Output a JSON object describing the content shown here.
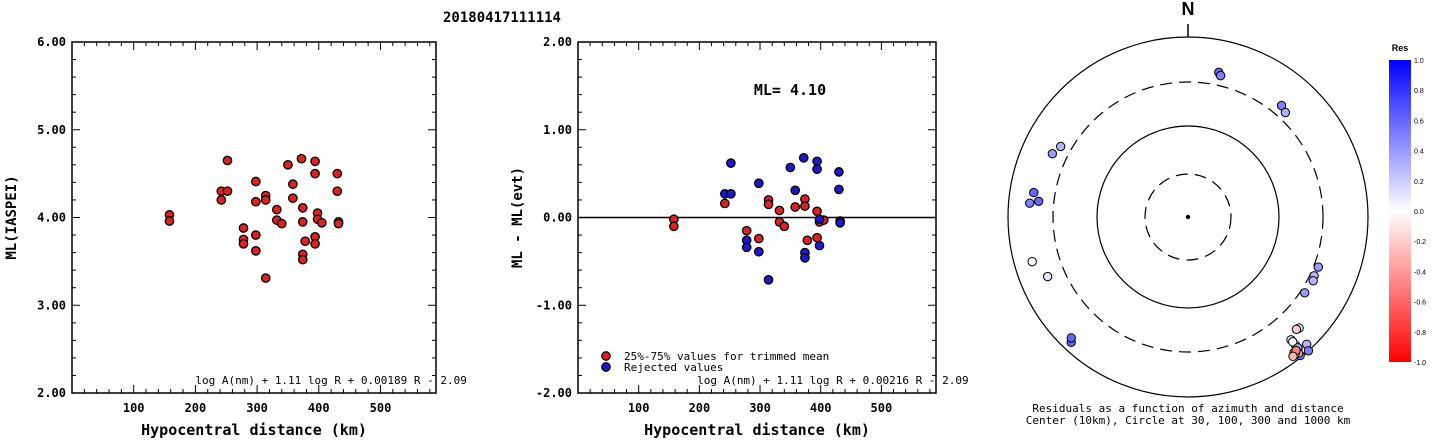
{
  "event_id": "20180417111114",
  "chart_data": [
    {
      "type": "scatter",
      "xlabel": "Hypocentral distance (km)",
      "ylabel": "ML(IASPEI)",
      "xlim": [
        0,
        590
      ],
      "ylim": [
        2.0,
        6.0
      ],
      "xticks": [
        "100",
        "200",
        "300",
        "400",
        "500"
      ],
      "xtick_values": [
        100,
        200,
        300,
        400,
        500
      ],
      "yticks": [
        "2.00",
        "3.00",
        "4.00",
        "5.00",
        "6.00"
      ],
      "ytick_values": [
        2,
        3,
        4,
        5,
        6
      ],
      "formula": "log A(nm) + 1.11 log R + 0.00189 R - 2.09",
      "color": "#dd2222",
      "points": [
        [
          158,
          4.03
        ],
        [
          158,
          3.96
        ],
        [
          242,
          4.3
        ],
        [
          242,
          4.2
        ],
        [
          252,
          4.65
        ],
        [
          252,
          4.3
        ],
        [
          278,
          3.88
        ],
        [
          278,
          3.75
        ],
        [
          278,
          3.7
        ],
        [
          298,
          4.41
        ],
        [
          298,
          4.18
        ],
        [
          298,
          3.8
        ],
        [
          298,
          3.62
        ],
        [
          314,
          4.25
        ],
        [
          314,
          4.2
        ],
        [
          314,
          3.31
        ],
        [
          332,
          4.09
        ],
        [
          332,
          3.97
        ],
        [
          340,
          3.93
        ],
        [
          350,
          4.6
        ],
        [
          358,
          4.38
        ],
        [
          358,
          4.22
        ],
        [
          372,
          4.67
        ],
        [
          374,
          4.11
        ],
        [
          374,
          3.95
        ],
        [
          378,
          3.73
        ],
        [
          374,
          3.58
        ],
        [
          374,
          3.52
        ],
        [
          394,
          4.64
        ],
        [
          394,
          4.5
        ],
        [
          394,
          3.78
        ],
        [
          394,
          3.7
        ],
        [
          398,
          4.05
        ],
        [
          398,
          3.98
        ],
        [
          405,
          3.94
        ],
        [
          430,
          4.5
        ],
        [
          430,
          4.3
        ],
        [
          432,
          3.95
        ],
        [
          432,
          3.93
        ]
      ]
    },
    {
      "type": "scatter",
      "xlabel": "Hypocentral distance (km)",
      "ylabel": "ML - ML(evt)",
      "xlim": [
        0,
        590
      ],
      "ylim": [
        -2.0,
        2.0
      ],
      "xticks": [
        "100",
        "200",
        "300",
        "400",
        "500"
      ],
      "xtick_values": [
        100,
        200,
        300,
        400,
        500
      ],
      "yticks": [
        "-2.00",
        "-1.00",
        "0.00",
        "1.00",
        "2.00"
      ],
      "ytick_values": [
        -2,
        -1,
        0,
        1,
        2
      ],
      "annotation": "ML= 4.10",
      "formula": "log A(nm) + 1.11 log R + 0.00216 R - 2.09",
      "legend": [
        {
          "label": "25%-75% values for trimmed mean",
          "color": "#dd2222"
        },
        {
          "label": "Rejected values",
          "color": "#1a1acc"
        }
      ],
      "series": [
        {
          "color": "#dd2222",
          "points": [
            [
              158,
              -0.02
            ],
            [
              158,
              -0.1
            ],
            [
              242,
              0.16
            ],
            [
              278,
              -0.15
            ],
            [
              298,
              -0.24
            ],
            [
              314,
              0.2
            ],
            [
              314,
              0.15
            ],
            [
              332,
              0.08
            ],
            [
              332,
              -0.05
            ],
            [
              340,
              -0.1
            ],
            [
              358,
              0.12
            ],
            [
              374,
              0.21
            ],
            [
              374,
              0.13
            ],
            [
              378,
              -0.26
            ],
            [
              394,
              -0.23
            ],
            [
              394,
              0.07
            ],
            [
              398,
              -0.05
            ],
            [
              405,
              -0.03
            ],
            [
              432,
              -0.04
            ]
          ]
        },
        {
          "color": "#1a1acc",
          "points": [
            [
              242,
              0.27
            ],
            [
              252,
              0.62
            ],
            [
              252,
              0.27
            ],
            [
              278,
              -0.26
            ],
            [
              278,
              -0.34
            ],
            [
              298,
              0.39
            ],
            [
              298,
              -0.39
            ],
            [
              314,
              -0.71
            ],
            [
              350,
              0.57
            ],
            [
              358,
              0.31
            ],
            [
              372,
              0.68
            ],
            [
              374,
              -0.4
            ],
            [
              374,
              -0.46
            ],
            [
              394,
              0.64
            ],
            [
              394,
              0.55
            ],
            [
              398,
              -0.32
            ],
            [
              398,
              -0.02
            ],
            [
              430,
              0.52
            ],
            [
              430,
              0.32
            ],
            [
              432,
              -0.06
            ]
          ]
        }
      ]
    },
    {
      "type": "polar-scatter",
      "north_label": "N",
      "caption_line1": "Residuals as a function of azimuth and distance",
      "caption_line2": "Center (10km), Circle at 30, 100, 300 and 1000 km",
      "colorbar_title": "Res",
      "colorbar_ticks": [
        "1.0",
        "0.8",
        "0.6",
        "0.4",
        "0.2",
        "0.0",
        "-0.2",
        "-0.4",
        "-0.6",
        "-0.8",
        "-1.0"
      ],
      "colorbar_values": [
        1.0,
        0.8,
        0.6,
        0.4,
        0.2,
        0.0,
        -0.2,
        -0.4,
        -0.6,
        -0.8,
        -1.0
      ],
      "points": [
        [
          12,
          322,
          0.6
        ],
        [
          13,
          316,
          0.5
        ],
        [
          40,
          317,
          0.5
        ],
        [
          43,
          311,
          0.3
        ],
        [
          111,
          304,
          0.4
        ],
        [
          115,
          303,
          0.3
        ],
        [
          117,
          306,
          0.3
        ],
        [
          123,
          303,
          0.4
        ],
        [
          135,
          342,
          0.0
        ],
        [
          136,
          340,
          -0.2
        ],
        [
          137,
          379,
          0.3
        ],
        [
          138,
          392,
          0.5
        ],
        [
          140,
          349,
          0.1
        ],
        [
          140,
          364,
          0.0
        ],
        [
          140,
          355,
          0.0
        ],
        [
          140,
          373,
          -0.3
        ],
        [
          140,
          372,
          0.3
        ],
        [
          141,
          388,
          0.5
        ],
        [
          141,
          376,
          -0.4
        ],
        [
          141,
          382,
          -0.3
        ],
        [
          142,
          375,
          -0.4
        ],
        [
          142,
          379,
          -0.4
        ],
        [
          141,
          374,
          -0.5
        ],
        [
          143,
          380,
          -0.3
        ],
        [
          223,
          373,
          0.6
        ],
        [
          224,
          366,
          0.6
        ],
        [
          247,
          332,
          0.1
        ],
        [
          254,
          353,
          0.0
        ],
        [
          275,
          346,
          0.5
        ],
        [
          276,
          327,
          0.6
        ],
        [
          279,
          340,
          0.6
        ],
        [
          295,
          326,
          0.4
        ],
        [
          299,
          317,
          0.3
        ]
      ]
    }
  ]
}
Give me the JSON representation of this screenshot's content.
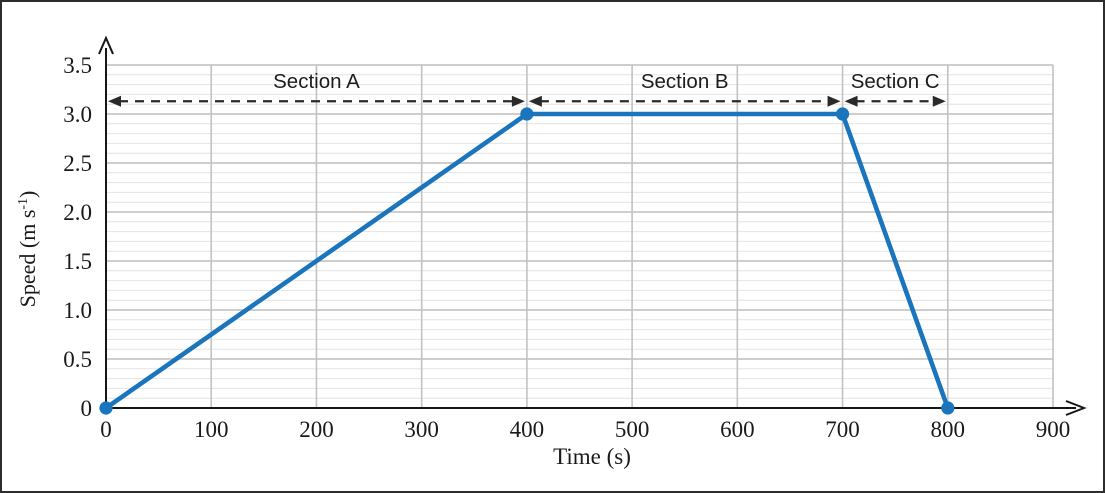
{
  "figure": {
    "background": "#ffffff",
    "border_color": "#2d2d2d"
  },
  "chart_data": {
    "type": "line",
    "title": "",
    "xlabel": "Time (s)",
    "ylabel": "Speed (m s⁻¹)",
    "ylabel_parts": {
      "main": "Speed (m s",
      "sup": "-1",
      "end": ")"
    },
    "x": [
      0,
      400,
      700,
      800
    ],
    "y": [
      0,
      3,
      3,
      0
    ],
    "marker_points": [
      [
        0,
        0
      ],
      [
        400,
        3
      ],
      [
        700,
        3
      ],
      [
        800,
        0
      ]
    ],
    "xlim": [
      0,
      900
    ],
    "ylim": [
      0,
      3.5
    ],
    "x_ticks": [
      0,
      100,
      200,
      300,
      400,
      500,
      600,
      700,
      800,
      900
    ],
    "x_tick_labels": [
      "0",
      "100",
      "200",
      "300",
      "400",
      "500",
      "600",
      "700",
      "800",
      "900"
    ],
    "y_ticks": [
      {
        "v": 0.0,
        "label": "0"
      },
      {
        "v": 0.5,
        "label": "0.5"
      },
      {
        "v": 1.0,
        "label": "1.0"
      },
      {
        "v": 1.5,
        "label": "1.5"
      },
      {
        "v": 2.0,
        "label": "2.0"
      },
      {
        "v": 2.5,
        "label": "2.5"
      },
      {
        "v": 3.0,
        "label": "3.0"
      },
      {
        "v": 3.5,
        "label": "3.5"
      }
    ],
    "minor_y_step": 0.1,
    "grid": true,
    "legend": null,
    "line_color": "#1b75bc",
    "marker_color": "#1b75bc",
    "axis_color": "#161616",
    "grid_minor_color": "#e4e4e4",
    "grid_major_color": "#bdbdbd",
    "grid_vertical_color": "#c2c2c2",
    "annotation_color": "#2a2a2a",
    "text_color": "#1a1a1a",
    "annotation_y": 3.13,
    "sections": [
      {
        "label": "Section A",
        "from": 0,
        "to": 400
      },
      {
        "label": "Section B",
        "from": 400,
        "to": 700
      },
      {
        "label": "Section C",
        "from": 700,
        "to": 800
      }
    ]
  }
}
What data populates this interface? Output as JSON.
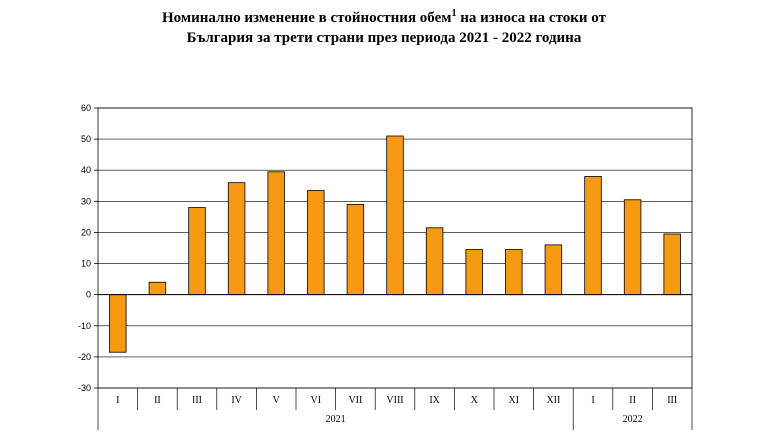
{
  "chart_data": {
    "type": "bar",
    "title_line1_a": "Номинално изменение в стойностния обем",
    "title_sup": "1",
    "title_line1_b": " на износа на стоки от",
    "title_line2": "България за трети страни през периода 2021 - 2022 година",
    "categories": [
      "I",
      "II",
      "III",
      "IV",
      "V",
      "VI",
      "VII",
      "VIII",
      "IX",
      "X",
      "XI",
      "XII",
      "I",
      "II",
      "III"
    ],
    "groups": [
      {
        "label": "2021",
        "start": 0,
        "end": 11
      },
      {
        "label": "2022",
        "start": 12,
        "end": 14
      }
    ],
    "values": [
      -18.5,
      4,
      28,
      36,
      39.5,
      33.5,
      29,
      51,
      21.5,
      14.5,
      14.5,
      16,
      38,
      30.5,
      19.5
    ],
    "ylim": [
      -30,
      60
    ],
    "yticks": [
      -30,
      -20,
      -10,
      0,
      10,
      20,
      30,
      40,
      50,
      60
    ],
    "grid": true,
    "bar_color": "#f59a12",
    "bar_edge": "#000000"
  }
}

□ □ □ □

### Given task
Please retype the entries above word for word, but only from the line containing "What data populates" through the last line, and without the pictures.

### In response
What data populates this interface? Output as JSON.
{
  "chart_data": {
    "type": "bar",
    "title_line1_a": "Номинално изменение в стойностния обем",
    "title_sup": "1",
    "title_line1_b": " на износа на стоки от",
    "title_line2": "България за трети страни през периода 2021 - 2022 година",
    "categories": [
      "I",
      "II",
      "III",
      "IV",
      "V",
      "VI",
      "VII",
      "VIII",
      "IX",
      "X",
      "XI",
      "XII",
      "I",
      "II",
      "III"
    ],
    "groups": [
      {
        "label": "2021",
        "start": 0,
        "end": 11
      },
      {
        "label": "2022",
        "start": 12,
        "end": 14
      }
    ],
    "values": [
      -18.5,
      4,
      28,
      36,
      39.5,
      33.5,
      29,
      51,
      21.5,
      14.5,
      14.5,
      16,
      38,
      30.5,
      19.5
    ],
    "ylim": [
      -30,
      60
    ],
    "yticks": [
      -30,
      -20,
      -10,
      0,
      10,
      20,
      30,
      40,
      50,
      60
    ],
    "grid": true,
    "bar_color": "#f59a12",
    "bar_edge": "#000000"
  }
}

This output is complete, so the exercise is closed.